## Problem description
Retype all of the data exactly as given.

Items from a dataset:

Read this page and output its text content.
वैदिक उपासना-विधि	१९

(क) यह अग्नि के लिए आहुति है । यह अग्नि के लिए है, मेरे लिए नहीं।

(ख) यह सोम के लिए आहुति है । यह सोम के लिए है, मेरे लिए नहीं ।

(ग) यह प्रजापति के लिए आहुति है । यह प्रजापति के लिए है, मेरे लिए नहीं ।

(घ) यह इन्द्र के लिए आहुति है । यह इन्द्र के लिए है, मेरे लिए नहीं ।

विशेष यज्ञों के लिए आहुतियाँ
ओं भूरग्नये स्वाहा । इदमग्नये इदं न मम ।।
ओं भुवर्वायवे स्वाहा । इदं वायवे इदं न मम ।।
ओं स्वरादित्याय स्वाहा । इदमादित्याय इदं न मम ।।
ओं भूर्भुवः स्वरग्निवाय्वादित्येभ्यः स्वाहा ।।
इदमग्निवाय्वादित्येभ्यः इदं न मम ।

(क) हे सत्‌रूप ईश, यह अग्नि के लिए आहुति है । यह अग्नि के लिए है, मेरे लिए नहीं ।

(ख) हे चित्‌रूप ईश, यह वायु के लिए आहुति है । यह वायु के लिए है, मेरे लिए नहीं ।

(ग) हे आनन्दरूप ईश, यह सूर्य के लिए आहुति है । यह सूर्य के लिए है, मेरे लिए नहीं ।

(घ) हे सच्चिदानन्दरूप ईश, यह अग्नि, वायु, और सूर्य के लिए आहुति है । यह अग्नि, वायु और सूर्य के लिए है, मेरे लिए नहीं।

## Task answer
Read this page and output its text content.
वैदिक उपासना-विधि	१९

(क) यह अग्नि के लिए आहुति है । यह अग्नि के लिए है, मेरे लिए नहीं।

(ख) यह सोम के लिए आहुति है । यह सोम के लिए है, मेरे लिए नहीं ।

(ग) यह प्रजापति के लिए आहुति है । यह प्रजापति के लिए है, मेरे लिए नहीं ।

(घ) यह इन्द्र के लिए आहुति है । यह इन्द्र के लिए है, मेरे लिए नहीं ।

विशेष यज्ञों के लिए आहुतियाँ
ओं भूरग्नये स्वाहा । इदमग्नये इदं न मम ।।
ओं भुवर्वायवे स्वाहा । इदं वायवे इदं न मम ।।
ओं स्वरादित्याय स्वाहा । इदमादित्याय इदं न मम ।।
ओं भूर्भुवः स्वरग्निवाय्वादित्येभ्यः स्वाहा ।।
इदमग्निवाय्वादित्येभ्यः इदं न मम ।

(क) हे सत्‌रूप ईश, यह अग्नि के लिए आहुति है । यह अग्नि के लिए है, मेरे लिए नहीं ।

(ख) हे चित्‌रूप ईश, यह वायु के लिए आहुति है । यह वायु के लिए है, मेरे लिए नहीं ।

(ग) हे आनन्दरूप ईश, यह सूर्य के लिए आहुति है । यह सूर्य के लिए है, मेरे लिए नहीं ।

(घ) हे सच्चिदानन्दरूप ईश, यह अग्नि, वायु, और सूर्य के लिए आहुति है । यह अग्नि, वायु और सूर्य के लिए है, मेरे लिए नहीं।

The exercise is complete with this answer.